Start

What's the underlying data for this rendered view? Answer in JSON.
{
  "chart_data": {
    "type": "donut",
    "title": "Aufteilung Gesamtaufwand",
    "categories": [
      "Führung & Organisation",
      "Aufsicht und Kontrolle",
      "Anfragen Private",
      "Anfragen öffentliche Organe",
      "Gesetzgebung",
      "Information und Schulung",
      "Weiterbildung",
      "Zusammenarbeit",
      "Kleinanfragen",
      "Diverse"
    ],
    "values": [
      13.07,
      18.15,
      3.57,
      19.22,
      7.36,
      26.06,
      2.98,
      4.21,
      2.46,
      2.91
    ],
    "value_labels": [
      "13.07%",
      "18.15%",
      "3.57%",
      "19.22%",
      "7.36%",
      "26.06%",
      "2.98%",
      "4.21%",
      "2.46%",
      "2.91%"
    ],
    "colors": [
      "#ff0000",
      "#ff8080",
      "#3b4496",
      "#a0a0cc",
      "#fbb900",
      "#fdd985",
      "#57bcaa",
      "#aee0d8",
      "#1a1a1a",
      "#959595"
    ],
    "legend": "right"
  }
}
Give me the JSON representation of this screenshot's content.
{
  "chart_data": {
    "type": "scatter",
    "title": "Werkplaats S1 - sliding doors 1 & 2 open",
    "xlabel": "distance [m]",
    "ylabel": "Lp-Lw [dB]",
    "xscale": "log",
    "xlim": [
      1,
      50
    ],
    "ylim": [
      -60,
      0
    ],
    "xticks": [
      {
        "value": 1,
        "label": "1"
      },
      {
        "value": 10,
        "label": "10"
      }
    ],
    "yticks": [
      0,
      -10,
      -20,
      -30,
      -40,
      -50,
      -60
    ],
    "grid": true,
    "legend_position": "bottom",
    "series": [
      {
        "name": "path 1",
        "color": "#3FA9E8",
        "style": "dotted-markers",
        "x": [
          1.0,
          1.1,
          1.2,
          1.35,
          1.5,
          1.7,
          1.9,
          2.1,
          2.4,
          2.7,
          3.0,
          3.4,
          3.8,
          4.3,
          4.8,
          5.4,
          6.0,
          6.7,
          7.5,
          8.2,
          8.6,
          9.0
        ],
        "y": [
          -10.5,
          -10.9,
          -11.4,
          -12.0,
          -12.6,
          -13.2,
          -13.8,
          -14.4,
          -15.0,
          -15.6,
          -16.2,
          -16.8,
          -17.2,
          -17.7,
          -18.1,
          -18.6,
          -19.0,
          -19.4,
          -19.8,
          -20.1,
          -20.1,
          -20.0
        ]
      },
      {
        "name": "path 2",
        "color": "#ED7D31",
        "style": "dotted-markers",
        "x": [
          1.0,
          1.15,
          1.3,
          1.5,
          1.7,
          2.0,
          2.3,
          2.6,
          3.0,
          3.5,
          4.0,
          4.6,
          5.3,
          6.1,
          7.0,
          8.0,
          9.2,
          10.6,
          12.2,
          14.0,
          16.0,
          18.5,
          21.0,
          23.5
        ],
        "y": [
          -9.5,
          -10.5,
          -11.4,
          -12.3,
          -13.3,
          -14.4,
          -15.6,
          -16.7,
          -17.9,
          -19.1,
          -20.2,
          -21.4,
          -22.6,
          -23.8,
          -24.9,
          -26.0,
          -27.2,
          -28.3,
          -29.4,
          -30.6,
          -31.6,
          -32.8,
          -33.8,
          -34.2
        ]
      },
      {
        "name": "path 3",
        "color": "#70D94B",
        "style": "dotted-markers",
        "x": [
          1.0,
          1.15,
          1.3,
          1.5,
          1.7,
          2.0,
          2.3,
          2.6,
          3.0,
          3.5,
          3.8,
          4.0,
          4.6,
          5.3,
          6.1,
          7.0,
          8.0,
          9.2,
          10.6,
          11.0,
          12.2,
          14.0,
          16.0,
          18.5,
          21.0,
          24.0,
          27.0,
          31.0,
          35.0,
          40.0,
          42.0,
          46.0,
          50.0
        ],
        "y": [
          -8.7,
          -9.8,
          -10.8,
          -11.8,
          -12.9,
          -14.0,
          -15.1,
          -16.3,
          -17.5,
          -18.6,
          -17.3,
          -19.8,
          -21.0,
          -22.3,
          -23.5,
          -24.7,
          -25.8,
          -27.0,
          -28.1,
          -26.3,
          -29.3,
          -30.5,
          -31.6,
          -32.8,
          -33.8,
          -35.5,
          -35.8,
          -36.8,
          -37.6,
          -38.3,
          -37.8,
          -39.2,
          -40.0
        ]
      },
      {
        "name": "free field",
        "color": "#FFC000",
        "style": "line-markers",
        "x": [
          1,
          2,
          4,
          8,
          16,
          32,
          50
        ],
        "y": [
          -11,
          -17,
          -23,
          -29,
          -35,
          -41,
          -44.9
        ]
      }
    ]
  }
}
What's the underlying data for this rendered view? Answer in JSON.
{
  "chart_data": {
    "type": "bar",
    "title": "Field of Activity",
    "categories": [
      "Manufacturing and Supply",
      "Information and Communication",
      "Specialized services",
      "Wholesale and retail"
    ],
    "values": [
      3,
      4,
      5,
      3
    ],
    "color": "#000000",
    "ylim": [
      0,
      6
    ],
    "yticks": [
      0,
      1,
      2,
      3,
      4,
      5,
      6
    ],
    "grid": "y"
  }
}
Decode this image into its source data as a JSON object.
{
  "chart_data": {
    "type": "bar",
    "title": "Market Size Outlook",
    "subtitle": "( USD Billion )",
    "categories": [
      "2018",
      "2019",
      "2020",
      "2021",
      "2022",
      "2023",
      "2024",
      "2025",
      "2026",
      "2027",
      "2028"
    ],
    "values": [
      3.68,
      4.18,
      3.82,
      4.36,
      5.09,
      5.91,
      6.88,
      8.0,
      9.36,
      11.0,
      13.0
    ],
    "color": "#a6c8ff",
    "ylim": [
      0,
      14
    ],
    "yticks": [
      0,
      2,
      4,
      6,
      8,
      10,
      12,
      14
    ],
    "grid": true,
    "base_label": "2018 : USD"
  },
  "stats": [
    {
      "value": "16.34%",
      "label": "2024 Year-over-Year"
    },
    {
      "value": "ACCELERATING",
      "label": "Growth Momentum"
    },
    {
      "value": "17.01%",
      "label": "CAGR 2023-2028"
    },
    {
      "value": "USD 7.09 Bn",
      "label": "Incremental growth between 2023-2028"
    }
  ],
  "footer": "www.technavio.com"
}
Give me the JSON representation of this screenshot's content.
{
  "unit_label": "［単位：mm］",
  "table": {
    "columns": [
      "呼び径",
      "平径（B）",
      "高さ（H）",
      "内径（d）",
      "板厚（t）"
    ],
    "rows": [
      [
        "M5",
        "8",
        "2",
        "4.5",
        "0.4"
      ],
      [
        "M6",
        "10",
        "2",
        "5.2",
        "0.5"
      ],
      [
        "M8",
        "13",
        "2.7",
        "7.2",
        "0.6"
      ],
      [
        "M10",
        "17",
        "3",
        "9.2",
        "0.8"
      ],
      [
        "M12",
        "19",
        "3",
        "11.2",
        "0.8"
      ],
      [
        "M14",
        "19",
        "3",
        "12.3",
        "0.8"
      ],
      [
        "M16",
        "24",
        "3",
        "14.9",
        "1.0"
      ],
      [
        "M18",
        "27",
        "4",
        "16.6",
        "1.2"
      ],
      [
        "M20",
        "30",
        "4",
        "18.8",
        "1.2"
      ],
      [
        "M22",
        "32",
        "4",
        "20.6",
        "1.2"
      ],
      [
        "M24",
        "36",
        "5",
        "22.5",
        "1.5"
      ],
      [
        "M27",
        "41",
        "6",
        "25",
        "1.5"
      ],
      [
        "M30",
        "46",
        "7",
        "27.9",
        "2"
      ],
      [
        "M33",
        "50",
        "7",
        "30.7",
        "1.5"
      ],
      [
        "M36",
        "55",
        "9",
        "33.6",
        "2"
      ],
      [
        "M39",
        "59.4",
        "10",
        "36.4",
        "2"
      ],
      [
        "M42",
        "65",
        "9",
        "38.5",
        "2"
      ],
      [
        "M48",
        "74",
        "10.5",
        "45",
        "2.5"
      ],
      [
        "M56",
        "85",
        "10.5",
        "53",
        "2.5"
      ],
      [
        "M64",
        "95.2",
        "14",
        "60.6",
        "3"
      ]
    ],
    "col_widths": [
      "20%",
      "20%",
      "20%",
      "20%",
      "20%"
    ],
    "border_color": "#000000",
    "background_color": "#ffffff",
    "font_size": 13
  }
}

End

Indicate how many lines of the material contain the string "Information", giving the number and nothing more.

2